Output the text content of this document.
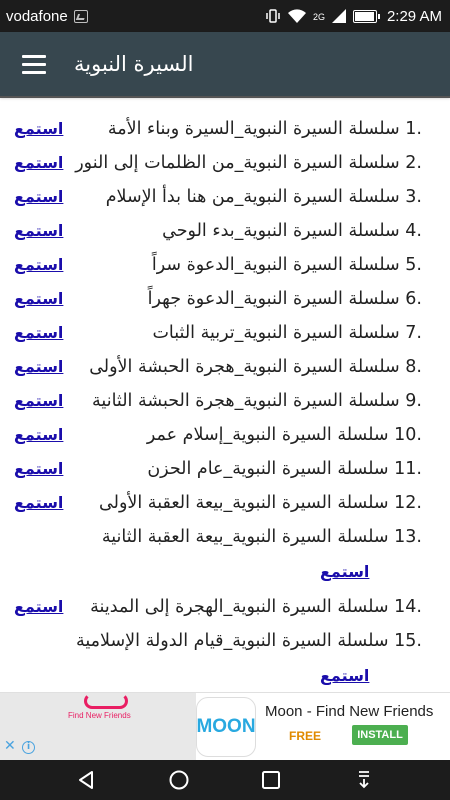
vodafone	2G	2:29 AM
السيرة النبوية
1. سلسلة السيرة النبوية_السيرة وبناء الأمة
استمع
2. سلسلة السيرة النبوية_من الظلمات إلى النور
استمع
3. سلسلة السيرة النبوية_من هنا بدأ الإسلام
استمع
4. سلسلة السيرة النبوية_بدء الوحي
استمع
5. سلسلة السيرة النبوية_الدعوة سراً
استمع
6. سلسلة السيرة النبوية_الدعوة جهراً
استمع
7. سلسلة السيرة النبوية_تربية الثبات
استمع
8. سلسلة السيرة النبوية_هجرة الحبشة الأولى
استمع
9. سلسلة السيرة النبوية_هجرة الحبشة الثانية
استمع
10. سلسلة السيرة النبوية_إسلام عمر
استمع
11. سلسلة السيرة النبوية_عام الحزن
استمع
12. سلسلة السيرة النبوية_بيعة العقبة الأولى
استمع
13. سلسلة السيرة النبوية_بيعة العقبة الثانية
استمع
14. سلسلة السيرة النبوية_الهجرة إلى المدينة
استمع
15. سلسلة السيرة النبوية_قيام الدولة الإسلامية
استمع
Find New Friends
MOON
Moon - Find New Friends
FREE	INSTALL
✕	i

▸ **TASK DIRECTIONS**:
Copy every record character for character. Skip the pictures.

▸ **RESULT**:
Output the text content of this document.
vodafone	2G	2:29 AM
السيرة النبوية
1. سلسلة السيرة النبوية_السيرة وبناء الأمة
استمع
2. سلسلة السيرة النبوية_من الظلمات إلى النور
استمع
3. سلسلة السيرة النبوية_من هنا بدأ الإسلام
استمع
4. سلسلة السيرة النبوية_بدء الوحي
استمع
5. سلسلة السيرة النبوية_الدعوة سراً
استمع
6. سلسلة السيرة النبوية_الدعوة جهراً
استمع
7. سلسلة السيرة النبوية_تربية الثبات
استمع
8. سلسلة السيرة النبوية_هجرة الحبشة الأولى
استمع
9. سلسلة السيرة النبوية_هجرة الحبشة الثانية
استمع
10. سلسلة السيرة النبوية_إسلام عمر
استمع
11. سلسلة السيرة النبوية_عام الحزن
استمع
12. سلسلة السيرة النبوية_بيعة العقبة الأولى
استمع
13. سلسلة السيرة النبوية_بيعة العقبة الثانية
استمع
14. سلسلة السيرة النبوية_الهجرة إلى المدينة
استمع
15. سلسلة السيرة النبوية_قيام الدولة الإسلامية
استمع
Find New Friends
MOON
Moon - Find New Friends
FREE	INSTALL
✕	i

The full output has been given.